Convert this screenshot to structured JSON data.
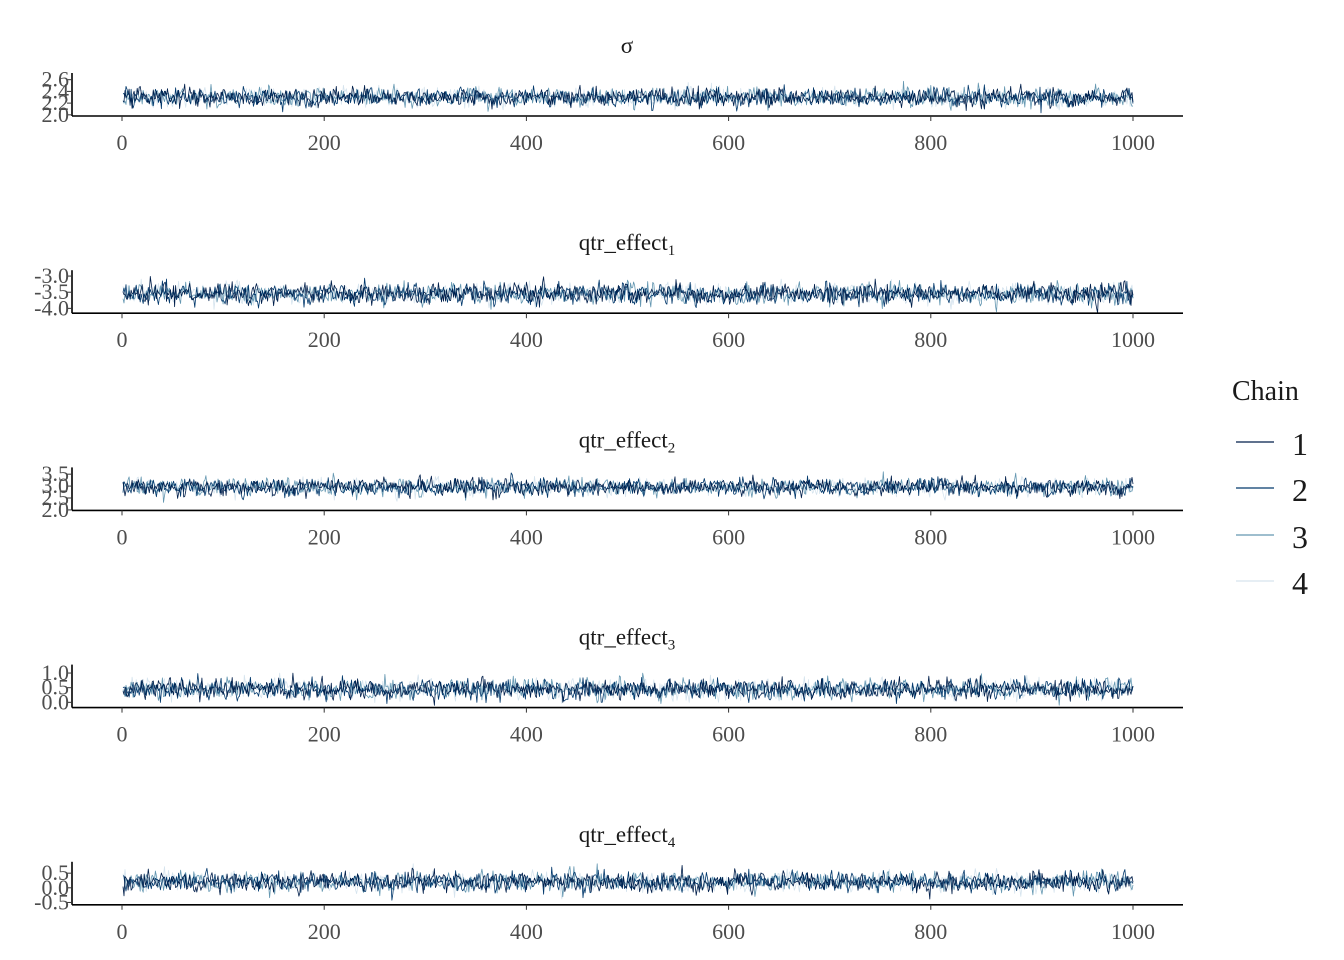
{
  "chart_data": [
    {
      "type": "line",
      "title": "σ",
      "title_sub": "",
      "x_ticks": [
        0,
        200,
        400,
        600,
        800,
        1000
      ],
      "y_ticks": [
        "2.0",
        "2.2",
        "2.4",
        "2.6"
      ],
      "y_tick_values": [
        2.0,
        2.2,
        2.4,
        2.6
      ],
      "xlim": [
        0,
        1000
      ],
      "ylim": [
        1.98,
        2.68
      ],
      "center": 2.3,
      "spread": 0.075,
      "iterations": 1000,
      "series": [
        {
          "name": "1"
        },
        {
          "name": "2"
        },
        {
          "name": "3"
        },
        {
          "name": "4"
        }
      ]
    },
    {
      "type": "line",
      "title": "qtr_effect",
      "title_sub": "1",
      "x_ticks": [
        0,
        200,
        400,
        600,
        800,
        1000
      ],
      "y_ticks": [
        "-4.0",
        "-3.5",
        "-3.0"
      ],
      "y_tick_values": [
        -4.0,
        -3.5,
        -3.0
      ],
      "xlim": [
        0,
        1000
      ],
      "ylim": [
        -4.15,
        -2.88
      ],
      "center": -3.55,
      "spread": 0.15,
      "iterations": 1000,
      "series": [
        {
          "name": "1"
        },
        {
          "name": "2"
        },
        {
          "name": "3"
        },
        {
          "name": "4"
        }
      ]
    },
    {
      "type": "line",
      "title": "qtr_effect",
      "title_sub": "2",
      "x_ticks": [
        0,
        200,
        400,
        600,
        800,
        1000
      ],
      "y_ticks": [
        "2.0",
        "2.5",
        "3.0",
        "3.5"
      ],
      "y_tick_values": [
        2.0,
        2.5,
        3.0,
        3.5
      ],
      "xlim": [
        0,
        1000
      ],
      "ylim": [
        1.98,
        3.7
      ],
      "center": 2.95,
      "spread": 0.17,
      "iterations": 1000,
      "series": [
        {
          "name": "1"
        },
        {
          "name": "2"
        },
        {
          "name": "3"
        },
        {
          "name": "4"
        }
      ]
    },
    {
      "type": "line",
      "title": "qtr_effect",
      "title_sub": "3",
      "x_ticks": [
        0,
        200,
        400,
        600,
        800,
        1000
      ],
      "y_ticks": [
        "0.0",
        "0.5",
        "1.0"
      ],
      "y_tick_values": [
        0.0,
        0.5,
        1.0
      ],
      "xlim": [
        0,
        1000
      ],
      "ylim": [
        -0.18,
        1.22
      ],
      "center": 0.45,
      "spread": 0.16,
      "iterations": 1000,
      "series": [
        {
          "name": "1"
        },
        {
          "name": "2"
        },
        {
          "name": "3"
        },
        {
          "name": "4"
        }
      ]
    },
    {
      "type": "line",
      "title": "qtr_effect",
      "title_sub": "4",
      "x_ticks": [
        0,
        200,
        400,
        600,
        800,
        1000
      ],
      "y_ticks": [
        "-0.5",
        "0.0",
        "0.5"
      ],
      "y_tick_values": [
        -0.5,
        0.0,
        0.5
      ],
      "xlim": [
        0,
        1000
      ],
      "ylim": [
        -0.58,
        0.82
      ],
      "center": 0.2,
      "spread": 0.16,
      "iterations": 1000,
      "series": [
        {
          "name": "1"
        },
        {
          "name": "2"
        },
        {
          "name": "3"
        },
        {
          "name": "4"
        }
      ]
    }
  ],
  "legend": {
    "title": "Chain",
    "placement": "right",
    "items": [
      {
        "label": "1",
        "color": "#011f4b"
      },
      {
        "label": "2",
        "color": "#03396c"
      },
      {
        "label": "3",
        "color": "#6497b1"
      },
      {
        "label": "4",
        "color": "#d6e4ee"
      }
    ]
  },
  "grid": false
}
----------
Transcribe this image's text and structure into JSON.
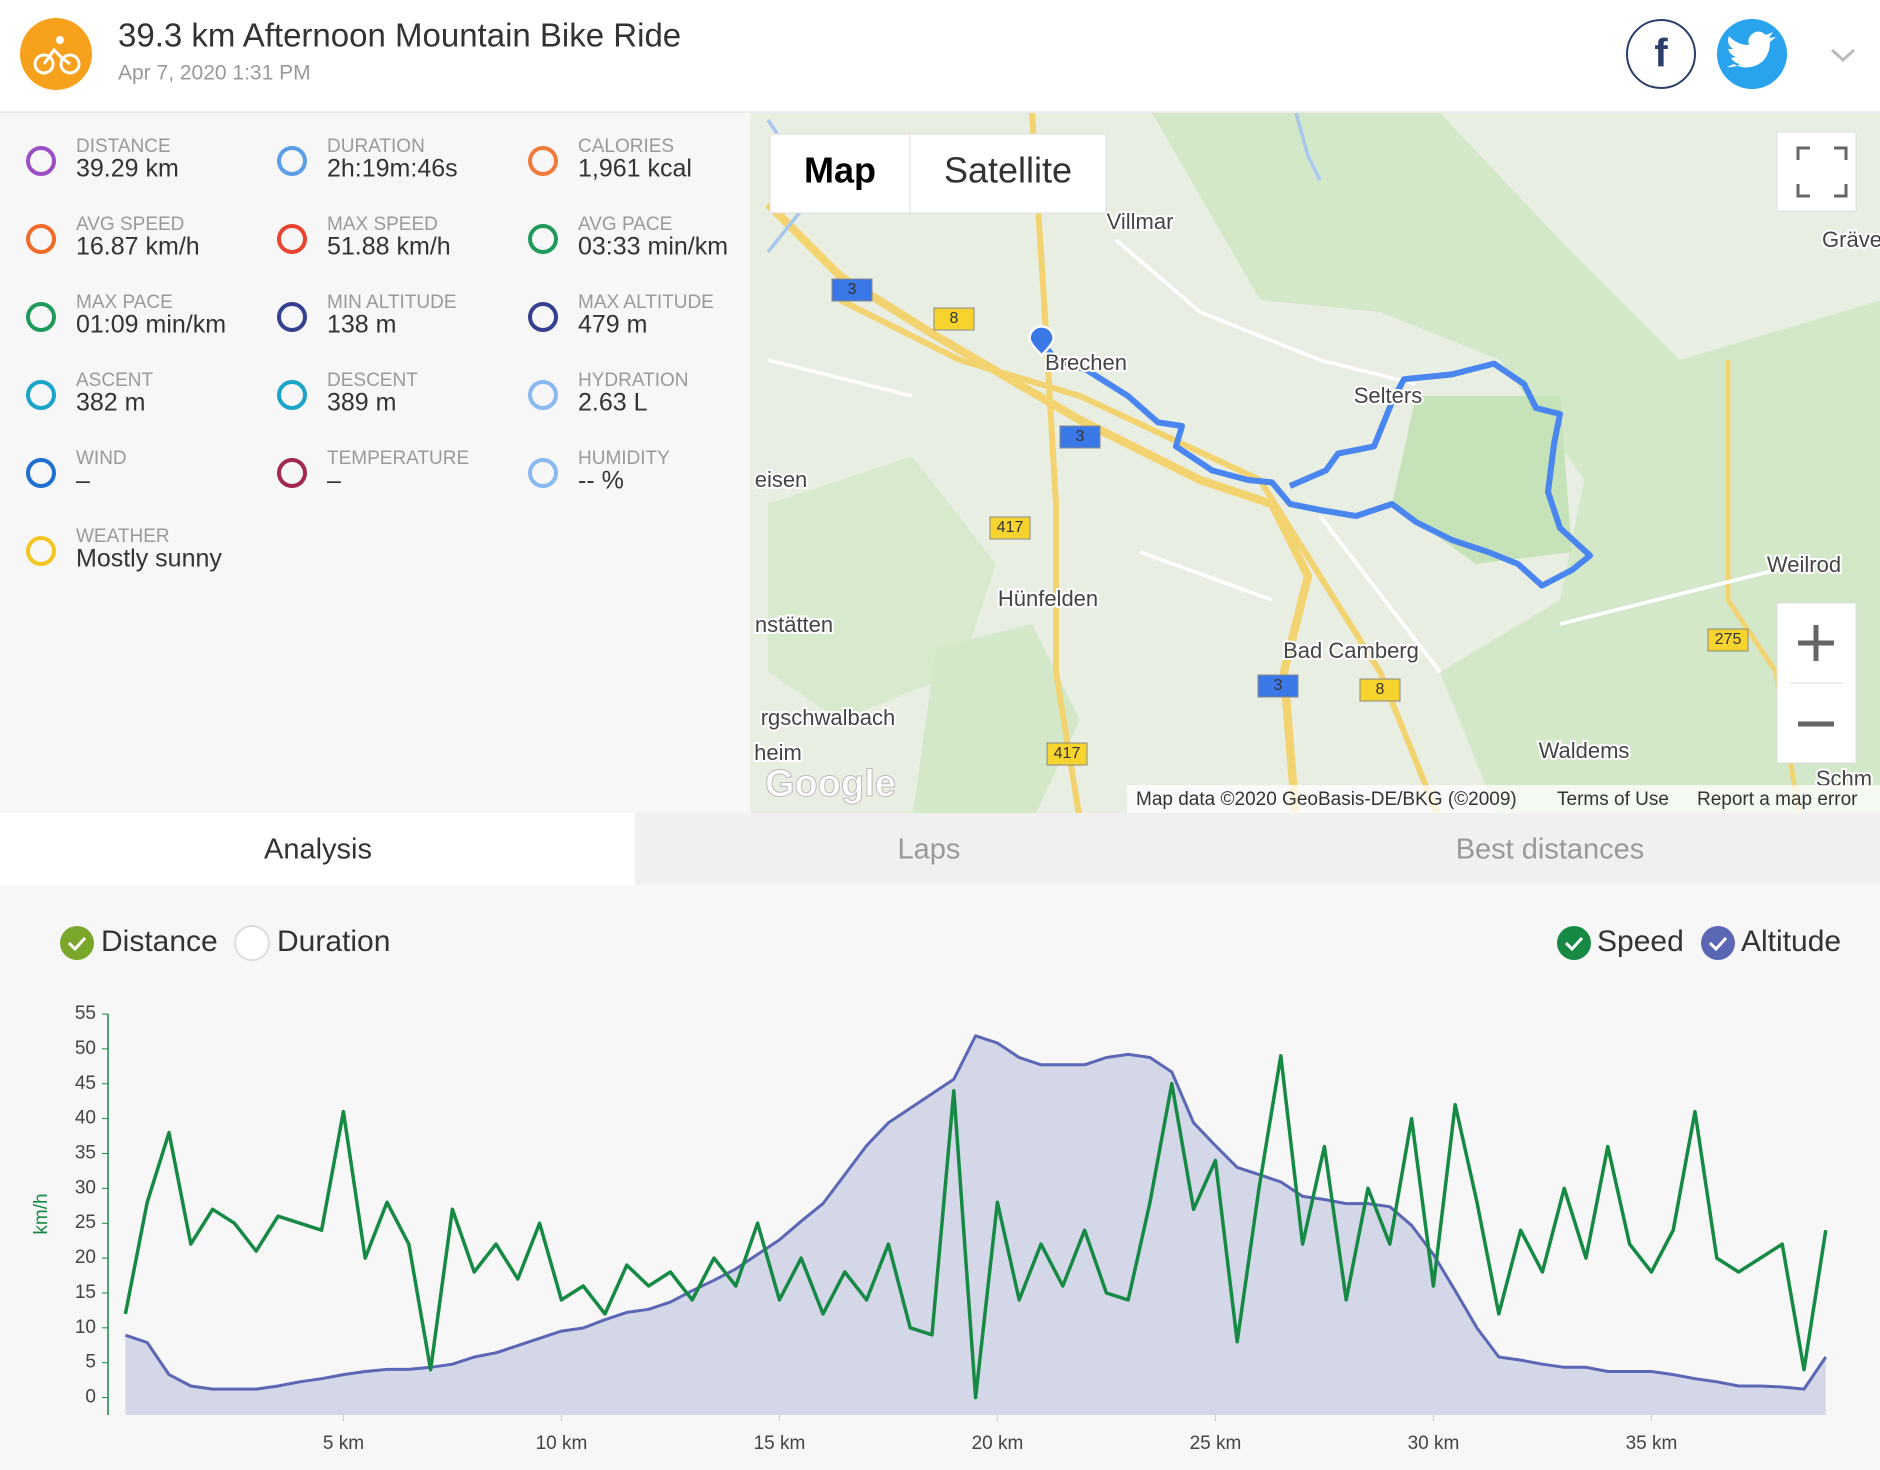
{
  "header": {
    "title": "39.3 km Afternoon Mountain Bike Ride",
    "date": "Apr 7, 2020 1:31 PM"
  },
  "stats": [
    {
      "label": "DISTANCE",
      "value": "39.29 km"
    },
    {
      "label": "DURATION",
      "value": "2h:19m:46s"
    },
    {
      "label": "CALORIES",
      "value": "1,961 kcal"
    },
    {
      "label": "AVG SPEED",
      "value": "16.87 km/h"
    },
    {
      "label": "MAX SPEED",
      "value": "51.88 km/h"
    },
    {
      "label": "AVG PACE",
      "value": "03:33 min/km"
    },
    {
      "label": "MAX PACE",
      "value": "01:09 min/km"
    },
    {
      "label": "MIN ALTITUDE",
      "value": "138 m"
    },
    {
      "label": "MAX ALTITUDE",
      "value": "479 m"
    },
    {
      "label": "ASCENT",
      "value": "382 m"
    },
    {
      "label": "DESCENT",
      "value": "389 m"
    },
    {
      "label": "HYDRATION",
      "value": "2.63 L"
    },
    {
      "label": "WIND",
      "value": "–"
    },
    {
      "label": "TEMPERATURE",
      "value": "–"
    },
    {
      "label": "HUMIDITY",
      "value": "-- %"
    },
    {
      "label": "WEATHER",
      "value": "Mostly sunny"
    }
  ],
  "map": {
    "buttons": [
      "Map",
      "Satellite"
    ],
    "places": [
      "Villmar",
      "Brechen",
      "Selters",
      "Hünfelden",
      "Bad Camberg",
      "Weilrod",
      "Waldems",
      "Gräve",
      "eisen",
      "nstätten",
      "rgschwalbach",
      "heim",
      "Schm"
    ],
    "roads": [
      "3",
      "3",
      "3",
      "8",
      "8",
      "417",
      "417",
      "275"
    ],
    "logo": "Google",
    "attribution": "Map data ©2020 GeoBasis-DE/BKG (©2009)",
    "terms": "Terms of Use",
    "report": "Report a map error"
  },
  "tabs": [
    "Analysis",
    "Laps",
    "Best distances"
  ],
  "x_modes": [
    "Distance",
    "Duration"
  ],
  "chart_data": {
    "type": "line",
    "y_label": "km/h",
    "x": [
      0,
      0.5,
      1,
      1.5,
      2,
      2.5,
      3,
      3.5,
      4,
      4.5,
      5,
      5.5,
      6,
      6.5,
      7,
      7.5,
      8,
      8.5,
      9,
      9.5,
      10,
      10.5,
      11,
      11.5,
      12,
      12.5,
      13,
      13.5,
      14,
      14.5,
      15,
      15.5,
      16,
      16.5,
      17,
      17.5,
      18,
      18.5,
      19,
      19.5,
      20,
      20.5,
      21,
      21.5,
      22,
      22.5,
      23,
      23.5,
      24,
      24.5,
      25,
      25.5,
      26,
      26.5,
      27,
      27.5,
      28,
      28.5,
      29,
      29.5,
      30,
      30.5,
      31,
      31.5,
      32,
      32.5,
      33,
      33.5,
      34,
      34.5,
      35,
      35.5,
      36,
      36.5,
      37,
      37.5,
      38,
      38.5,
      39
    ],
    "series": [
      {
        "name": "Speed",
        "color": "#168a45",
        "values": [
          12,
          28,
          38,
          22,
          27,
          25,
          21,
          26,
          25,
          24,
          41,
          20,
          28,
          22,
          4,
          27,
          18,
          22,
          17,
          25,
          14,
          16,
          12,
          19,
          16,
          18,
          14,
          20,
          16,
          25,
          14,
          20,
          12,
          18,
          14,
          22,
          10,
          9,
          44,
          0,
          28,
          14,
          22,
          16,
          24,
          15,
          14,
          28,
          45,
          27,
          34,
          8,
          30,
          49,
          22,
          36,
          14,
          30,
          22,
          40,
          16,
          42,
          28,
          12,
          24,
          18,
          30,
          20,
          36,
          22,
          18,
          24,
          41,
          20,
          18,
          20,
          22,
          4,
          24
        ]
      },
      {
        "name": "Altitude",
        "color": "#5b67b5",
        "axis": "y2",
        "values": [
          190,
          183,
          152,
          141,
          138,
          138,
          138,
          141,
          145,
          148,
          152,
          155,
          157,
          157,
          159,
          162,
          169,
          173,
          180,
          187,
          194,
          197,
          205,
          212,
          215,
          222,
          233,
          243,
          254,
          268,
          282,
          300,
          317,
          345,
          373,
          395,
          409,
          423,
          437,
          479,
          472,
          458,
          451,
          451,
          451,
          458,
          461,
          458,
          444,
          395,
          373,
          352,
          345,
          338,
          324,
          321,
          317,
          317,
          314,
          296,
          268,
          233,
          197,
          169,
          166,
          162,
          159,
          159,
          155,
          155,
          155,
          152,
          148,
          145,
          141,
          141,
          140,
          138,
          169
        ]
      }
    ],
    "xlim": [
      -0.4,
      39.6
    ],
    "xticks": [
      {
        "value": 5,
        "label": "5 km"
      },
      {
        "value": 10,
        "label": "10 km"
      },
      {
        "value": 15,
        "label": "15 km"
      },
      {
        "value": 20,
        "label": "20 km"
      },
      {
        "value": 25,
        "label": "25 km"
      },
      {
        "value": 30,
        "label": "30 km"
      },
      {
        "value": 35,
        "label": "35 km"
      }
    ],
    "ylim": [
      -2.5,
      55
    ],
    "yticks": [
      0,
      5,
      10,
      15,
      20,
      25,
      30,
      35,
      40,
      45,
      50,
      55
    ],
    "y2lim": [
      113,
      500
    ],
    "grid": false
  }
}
----------
* Exercise description
Scan the material for lines with the word "center", and copy each line you find.

* Full answer
      "center": 2.3,
      "center": -3.55,
      "center": 2.95,
      "center": 0.45,
      "center": 0.2,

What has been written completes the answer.